## ENTRIES SUPPLIED
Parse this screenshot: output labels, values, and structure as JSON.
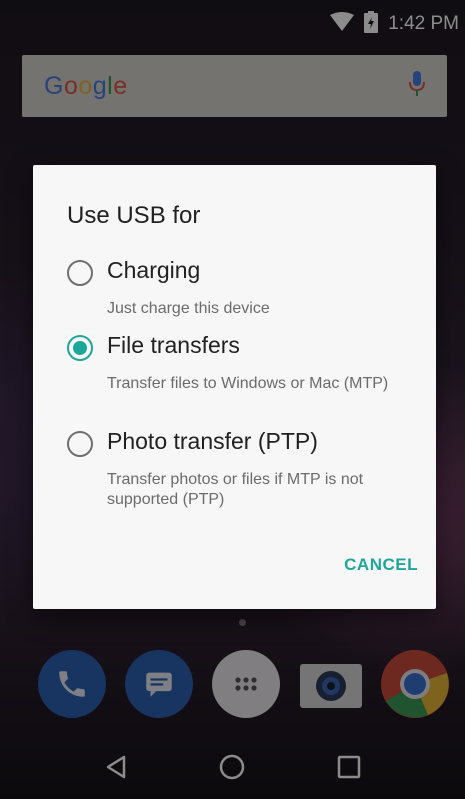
{
  "status_bar": {
    "time": "1:42 PM",
    "icons": [
      "wifi-icon",
      "battery-icon"
    ]
  },
  "search_bar": {
    "logo_letters": [
      "G",
      "o",
      "o",
      "g",
      "l",
      "e"
    ],
    "logo_colors": [
      "#4a7be0",
      "#d9574a",
      "#e6b43a",
      "#4a7be0",
      "#3a9a56",
      "#d9574a"
    ],
    "mic_icon": "mic-icon"
  },
  "dialog": {
    "title": "Use USB for",
    "options": [
      {
        "label": "Charging",
        "description": "Just charge this device",
        "selected": false
      },
      {
        "label": "File transfers",
        "description": "Transfer files to Windows or Mac (MTP)",
        "selected": true
      },
      {
        "label": "Photo transfer (PTP)",
        "description": "Transfer photos or files if MTP is not supported (PTP)",
        "selected": false
      }
    ],
    "cancel_label": "CANCEL",
    "accent_color": "#1fa69a"
  },
  "dock": {
    "apps": [
      {
        "name": "phone-icon",
        "color": "#2c5fb0"
      },
      {
        "name": "messages-icon",
        "color": "#2c5fb0"
      },
      {
        "name": "app-drawer-icon",
        "color": "#e9e6ea"
      },
      {
        "name": "camera-icon",
        "color": "#d8d5d8"
      },
      {
        "name": "chrome-icon",
        "color": "#c64a3a"
      }
    ]
  },
  "nav_bar": {
    "buttons": [
      "back-icon",
      "home-icon",
      "recents-icon"
    ]
  }
}
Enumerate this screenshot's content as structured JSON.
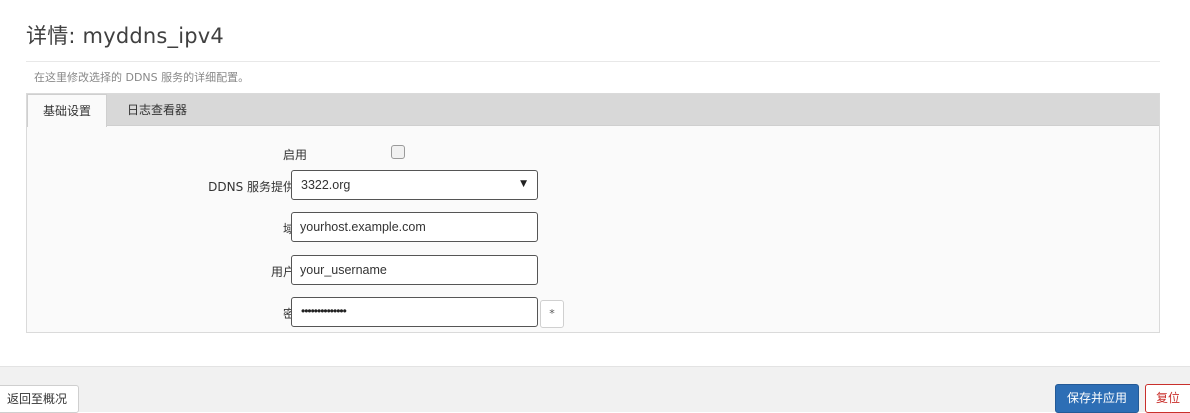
{
  "page": {
    "title": "详情: myddns_ipv4",
    "description": "在这里修改选择的 DDNS 服务的详细配置。"
  },
  "tabs": [
    {
      "label": "基础设置",
      "active": true
    },
    {
      "label": "日志查看器",
      "active": false
    }
  ],
  "form": {
    "enable": {
      "label": "启用",
      "checked": false
    },
    "provider": {
      "label": "DDNS 服务提供商",
      "value": "3322.org"
    },
    "domain": {
      "label": "域名",
      "value": "yourhost.example.com"
    },
    "username": {
      "label": "用户名",
      "value": "your_username"
    },
    "password": {
      "label": "密码",
      "masked": "••••••••••••••",
      "reveal_label": "*"
    }
  },
  "footer": {
    "back_label": "返回至概况",
    "save_apply_label": "保存并应用",
    "reset_label": "复位"
  },
  "colors": {
    "primary": "#2d6eb5",
    "danger": "#c9302c",
    "tabbar": "#d8d8d8"
  }
}
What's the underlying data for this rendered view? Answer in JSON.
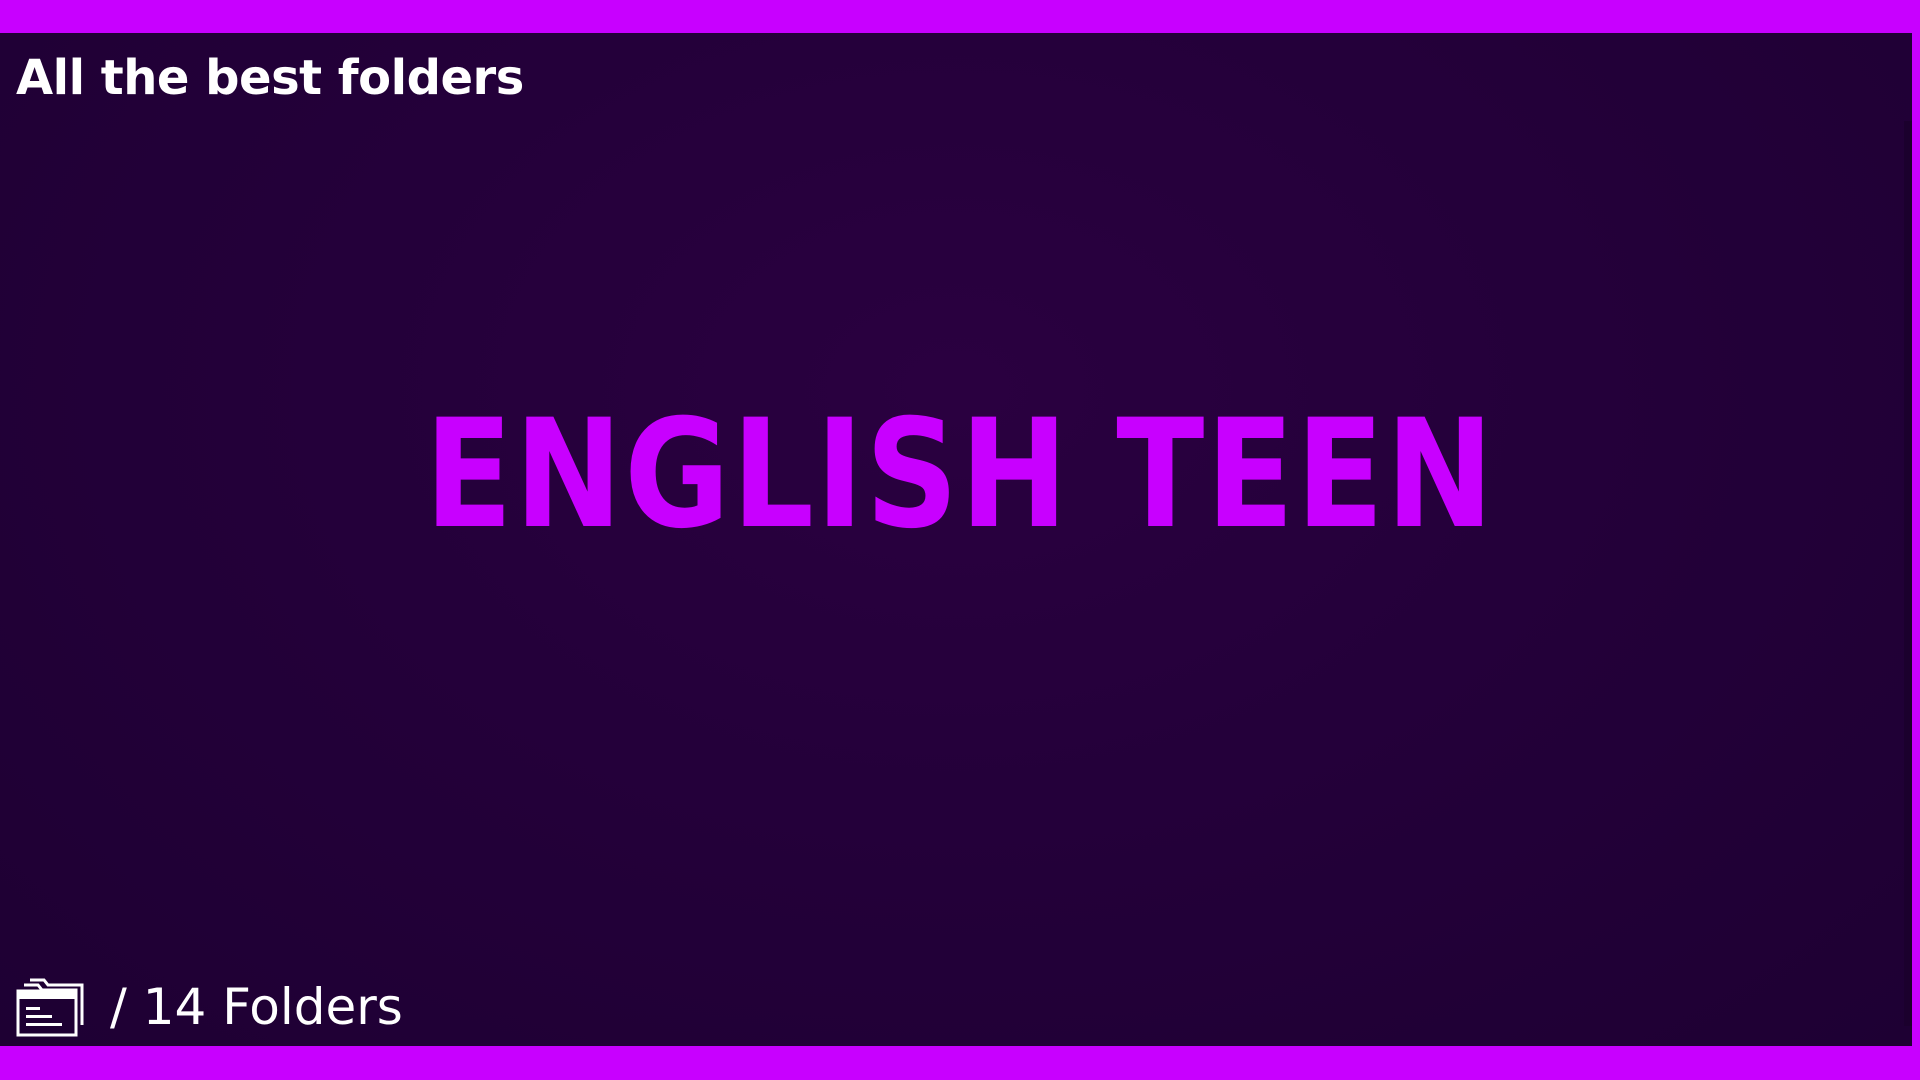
{
  "header": {
    "title": "All the best folders"
  },
  "main": {
    "headline": "ENGLISH TEEN"
  },
  "footer": {
    "icon": "folder-icon",
    "count_label": "/ 14 Folders"
  },
  "colors": {
    "accent": "#c800ff",
    "background": "#24003a",
    "text": "#ffffff"
  }
}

## EXERCISE GOAL
Only the number is wanted: how many lines in the preceding entries hold the string "this"?

## RESPONSE TO THE TASK
4